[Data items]
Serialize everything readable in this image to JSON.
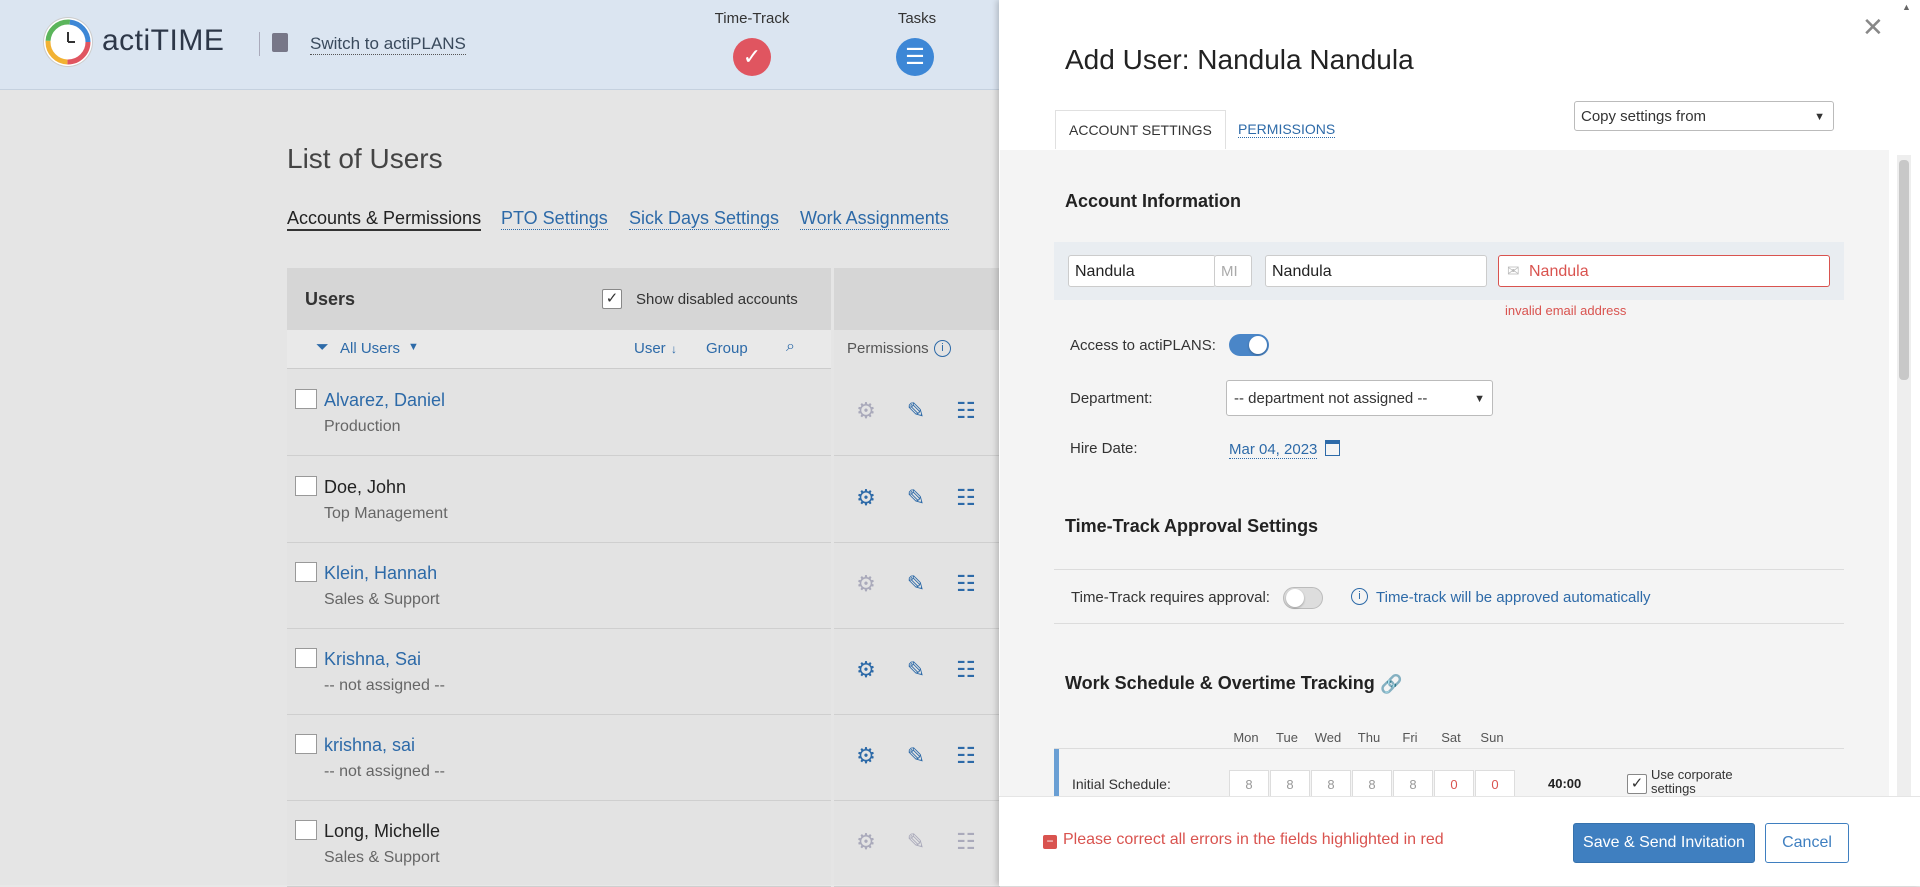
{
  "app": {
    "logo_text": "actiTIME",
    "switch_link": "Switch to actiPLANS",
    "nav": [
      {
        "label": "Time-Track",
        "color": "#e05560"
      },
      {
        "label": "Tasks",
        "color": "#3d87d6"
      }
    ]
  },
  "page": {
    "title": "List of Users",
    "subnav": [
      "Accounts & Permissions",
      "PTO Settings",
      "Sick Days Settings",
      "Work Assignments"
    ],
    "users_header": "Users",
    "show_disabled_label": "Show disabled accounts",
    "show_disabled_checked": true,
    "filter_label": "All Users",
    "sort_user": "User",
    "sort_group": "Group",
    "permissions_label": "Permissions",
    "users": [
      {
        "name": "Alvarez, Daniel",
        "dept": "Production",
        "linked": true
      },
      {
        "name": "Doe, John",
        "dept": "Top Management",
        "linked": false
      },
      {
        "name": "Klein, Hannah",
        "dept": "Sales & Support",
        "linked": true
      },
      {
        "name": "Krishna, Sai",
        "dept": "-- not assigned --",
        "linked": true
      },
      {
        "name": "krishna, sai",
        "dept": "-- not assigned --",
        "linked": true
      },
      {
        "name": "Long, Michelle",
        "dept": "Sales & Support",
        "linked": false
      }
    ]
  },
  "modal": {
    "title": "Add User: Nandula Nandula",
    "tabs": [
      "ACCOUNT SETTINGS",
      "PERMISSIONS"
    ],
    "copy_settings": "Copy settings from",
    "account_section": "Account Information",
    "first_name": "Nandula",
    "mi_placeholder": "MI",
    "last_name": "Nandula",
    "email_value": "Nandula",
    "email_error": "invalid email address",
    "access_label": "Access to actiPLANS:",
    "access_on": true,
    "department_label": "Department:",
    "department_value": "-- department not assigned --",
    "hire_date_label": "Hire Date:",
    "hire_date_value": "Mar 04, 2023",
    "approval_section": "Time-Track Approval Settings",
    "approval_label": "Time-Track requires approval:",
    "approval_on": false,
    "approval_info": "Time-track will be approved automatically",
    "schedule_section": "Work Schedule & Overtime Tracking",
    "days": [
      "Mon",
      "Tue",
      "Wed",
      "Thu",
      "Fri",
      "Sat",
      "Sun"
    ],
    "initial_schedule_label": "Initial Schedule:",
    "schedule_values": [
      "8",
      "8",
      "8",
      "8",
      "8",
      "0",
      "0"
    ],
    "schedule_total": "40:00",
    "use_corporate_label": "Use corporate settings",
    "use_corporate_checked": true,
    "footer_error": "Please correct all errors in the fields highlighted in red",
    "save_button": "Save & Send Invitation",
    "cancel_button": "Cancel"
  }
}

* * *

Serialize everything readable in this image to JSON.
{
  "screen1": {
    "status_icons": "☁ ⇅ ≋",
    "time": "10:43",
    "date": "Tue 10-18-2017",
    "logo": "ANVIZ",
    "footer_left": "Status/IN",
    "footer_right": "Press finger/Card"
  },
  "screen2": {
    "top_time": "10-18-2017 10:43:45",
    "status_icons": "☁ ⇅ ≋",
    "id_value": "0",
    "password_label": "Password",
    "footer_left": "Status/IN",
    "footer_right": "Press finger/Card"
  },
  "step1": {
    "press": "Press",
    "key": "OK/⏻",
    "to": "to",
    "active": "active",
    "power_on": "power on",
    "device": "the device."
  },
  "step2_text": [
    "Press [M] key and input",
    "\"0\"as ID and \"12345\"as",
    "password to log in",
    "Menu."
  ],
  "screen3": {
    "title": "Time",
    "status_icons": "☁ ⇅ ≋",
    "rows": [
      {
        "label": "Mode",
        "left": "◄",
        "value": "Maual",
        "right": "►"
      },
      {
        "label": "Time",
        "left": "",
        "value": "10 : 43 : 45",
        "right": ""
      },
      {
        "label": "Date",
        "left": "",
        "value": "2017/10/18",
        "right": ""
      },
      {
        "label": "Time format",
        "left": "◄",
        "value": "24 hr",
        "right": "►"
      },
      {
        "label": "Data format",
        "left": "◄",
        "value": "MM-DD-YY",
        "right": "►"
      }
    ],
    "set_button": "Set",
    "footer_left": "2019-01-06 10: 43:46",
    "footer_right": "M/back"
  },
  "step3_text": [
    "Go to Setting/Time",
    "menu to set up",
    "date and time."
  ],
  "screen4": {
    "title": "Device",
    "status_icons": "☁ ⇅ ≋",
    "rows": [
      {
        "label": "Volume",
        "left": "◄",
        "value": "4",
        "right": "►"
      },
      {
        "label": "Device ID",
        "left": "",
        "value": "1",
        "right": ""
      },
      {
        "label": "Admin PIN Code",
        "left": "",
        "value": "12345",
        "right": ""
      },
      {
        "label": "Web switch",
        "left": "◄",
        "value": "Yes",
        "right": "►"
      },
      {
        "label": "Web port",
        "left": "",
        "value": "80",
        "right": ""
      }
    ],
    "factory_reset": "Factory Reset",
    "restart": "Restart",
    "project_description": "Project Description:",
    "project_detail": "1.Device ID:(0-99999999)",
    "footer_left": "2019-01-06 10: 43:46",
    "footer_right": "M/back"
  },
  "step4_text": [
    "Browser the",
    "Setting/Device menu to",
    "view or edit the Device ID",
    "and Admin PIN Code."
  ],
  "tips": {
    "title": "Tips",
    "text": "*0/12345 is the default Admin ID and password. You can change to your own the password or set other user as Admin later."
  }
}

...

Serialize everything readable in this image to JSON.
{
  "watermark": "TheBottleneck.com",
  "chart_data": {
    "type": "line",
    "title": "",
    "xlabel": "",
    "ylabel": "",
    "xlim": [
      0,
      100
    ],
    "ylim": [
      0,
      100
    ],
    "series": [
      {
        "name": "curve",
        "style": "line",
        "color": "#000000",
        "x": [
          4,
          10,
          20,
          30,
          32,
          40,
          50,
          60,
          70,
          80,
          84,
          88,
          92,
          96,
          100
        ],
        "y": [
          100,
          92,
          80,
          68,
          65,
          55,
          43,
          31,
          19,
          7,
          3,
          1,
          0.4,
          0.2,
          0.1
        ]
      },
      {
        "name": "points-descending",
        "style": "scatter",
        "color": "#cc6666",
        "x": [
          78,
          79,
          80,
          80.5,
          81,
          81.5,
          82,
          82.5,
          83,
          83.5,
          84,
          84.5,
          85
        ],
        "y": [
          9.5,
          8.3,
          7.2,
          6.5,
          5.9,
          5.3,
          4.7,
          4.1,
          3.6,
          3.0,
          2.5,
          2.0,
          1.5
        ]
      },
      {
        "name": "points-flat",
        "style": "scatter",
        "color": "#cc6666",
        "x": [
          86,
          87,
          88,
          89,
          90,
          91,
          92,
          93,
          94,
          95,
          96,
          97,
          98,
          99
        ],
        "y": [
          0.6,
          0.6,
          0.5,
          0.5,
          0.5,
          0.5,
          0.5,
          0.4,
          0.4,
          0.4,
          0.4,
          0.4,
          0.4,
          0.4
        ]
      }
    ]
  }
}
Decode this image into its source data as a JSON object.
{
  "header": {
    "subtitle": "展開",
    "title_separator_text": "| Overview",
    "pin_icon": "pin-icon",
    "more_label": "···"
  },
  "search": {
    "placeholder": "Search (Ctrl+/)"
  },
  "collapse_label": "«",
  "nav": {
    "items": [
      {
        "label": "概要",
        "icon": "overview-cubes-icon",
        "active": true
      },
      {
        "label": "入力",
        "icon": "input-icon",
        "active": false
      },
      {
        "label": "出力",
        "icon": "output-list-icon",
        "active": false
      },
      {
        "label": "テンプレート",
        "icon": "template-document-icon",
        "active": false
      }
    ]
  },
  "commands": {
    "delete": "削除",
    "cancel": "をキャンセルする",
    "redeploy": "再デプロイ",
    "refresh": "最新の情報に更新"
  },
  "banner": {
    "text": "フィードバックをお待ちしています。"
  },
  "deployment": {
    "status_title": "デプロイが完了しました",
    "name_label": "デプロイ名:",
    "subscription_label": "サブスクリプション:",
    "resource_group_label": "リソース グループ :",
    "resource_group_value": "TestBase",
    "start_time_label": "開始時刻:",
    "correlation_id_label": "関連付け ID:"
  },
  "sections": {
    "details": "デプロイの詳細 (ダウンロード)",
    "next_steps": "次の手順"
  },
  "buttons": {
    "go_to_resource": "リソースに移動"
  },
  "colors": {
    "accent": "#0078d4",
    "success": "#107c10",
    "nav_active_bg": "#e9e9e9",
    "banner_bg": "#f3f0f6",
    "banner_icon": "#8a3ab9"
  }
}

DIRECTIVE ▸ Return each line of the listing that holds the string "Nandula".

ANSWER FOR THIS EXERCISE ▸
    "title": "Add User: Nandula Nandula",
    "first_name": "Nandula",
    "last_name": "Nandula",
    "email_value": "Nandula",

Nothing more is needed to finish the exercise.